## START ENTRIES PROVIDED

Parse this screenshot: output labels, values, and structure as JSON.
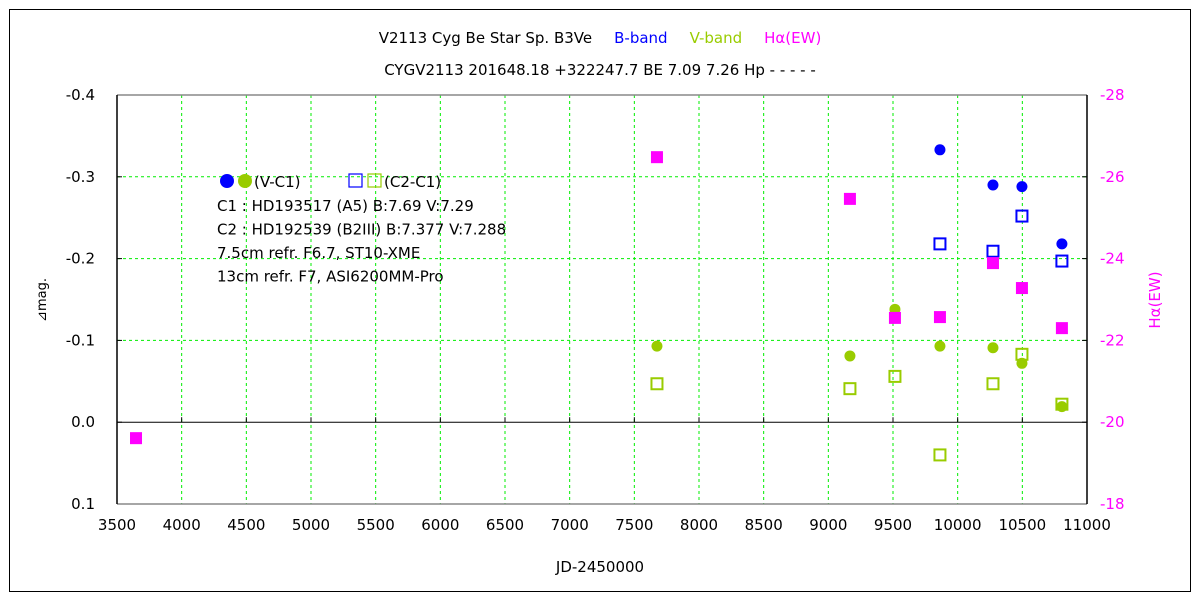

## END ENTRIES PROVIDED
## START ENTRIES PROVIDED

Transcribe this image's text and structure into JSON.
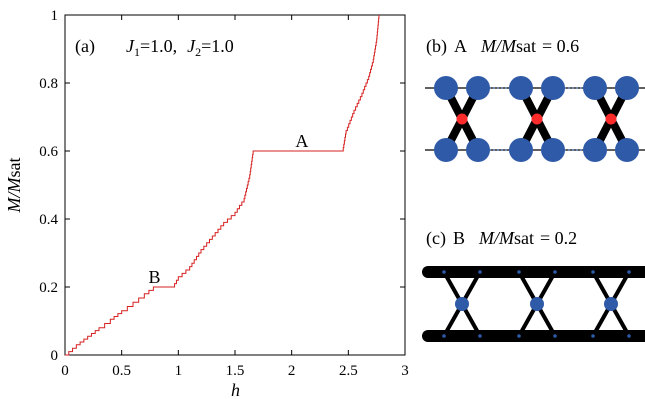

## END ENTRIES PROVIDED
## START ENTRIES PROVIDED

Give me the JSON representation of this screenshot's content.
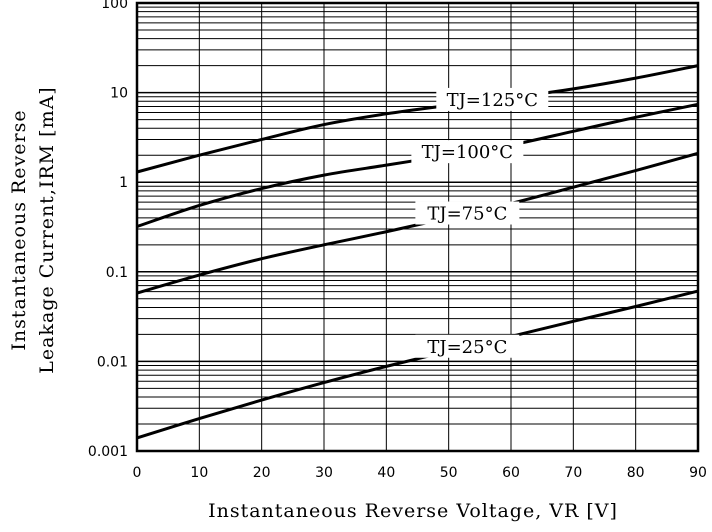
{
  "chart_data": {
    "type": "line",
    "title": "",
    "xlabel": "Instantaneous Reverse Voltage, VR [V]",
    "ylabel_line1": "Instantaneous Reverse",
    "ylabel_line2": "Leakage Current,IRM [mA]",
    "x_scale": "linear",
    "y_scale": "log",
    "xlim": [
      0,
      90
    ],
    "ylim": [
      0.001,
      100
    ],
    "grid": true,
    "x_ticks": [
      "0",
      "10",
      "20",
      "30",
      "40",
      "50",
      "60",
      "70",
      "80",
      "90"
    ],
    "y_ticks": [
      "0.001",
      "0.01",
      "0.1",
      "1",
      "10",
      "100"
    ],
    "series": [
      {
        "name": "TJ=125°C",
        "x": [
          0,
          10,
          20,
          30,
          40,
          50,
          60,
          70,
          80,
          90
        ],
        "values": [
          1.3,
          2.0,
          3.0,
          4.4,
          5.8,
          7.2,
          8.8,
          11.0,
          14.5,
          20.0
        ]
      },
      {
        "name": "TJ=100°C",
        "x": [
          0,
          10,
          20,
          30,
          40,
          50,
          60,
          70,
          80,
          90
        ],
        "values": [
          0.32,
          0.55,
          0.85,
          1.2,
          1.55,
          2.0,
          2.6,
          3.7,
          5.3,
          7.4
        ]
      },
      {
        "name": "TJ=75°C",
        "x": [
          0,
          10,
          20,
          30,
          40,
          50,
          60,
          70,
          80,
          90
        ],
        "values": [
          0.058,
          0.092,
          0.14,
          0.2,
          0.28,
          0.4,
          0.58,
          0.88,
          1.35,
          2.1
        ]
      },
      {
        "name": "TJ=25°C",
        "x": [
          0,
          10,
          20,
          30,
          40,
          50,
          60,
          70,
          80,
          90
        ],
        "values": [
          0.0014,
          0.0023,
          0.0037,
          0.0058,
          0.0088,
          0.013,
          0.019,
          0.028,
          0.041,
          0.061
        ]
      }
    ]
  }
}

## END ENTRIES PROVIDED

• WHAT IS NEEDED: Say how many lines contain "structure", and give nothing but that number.

• ANSWER TO THE EXERCISE: 2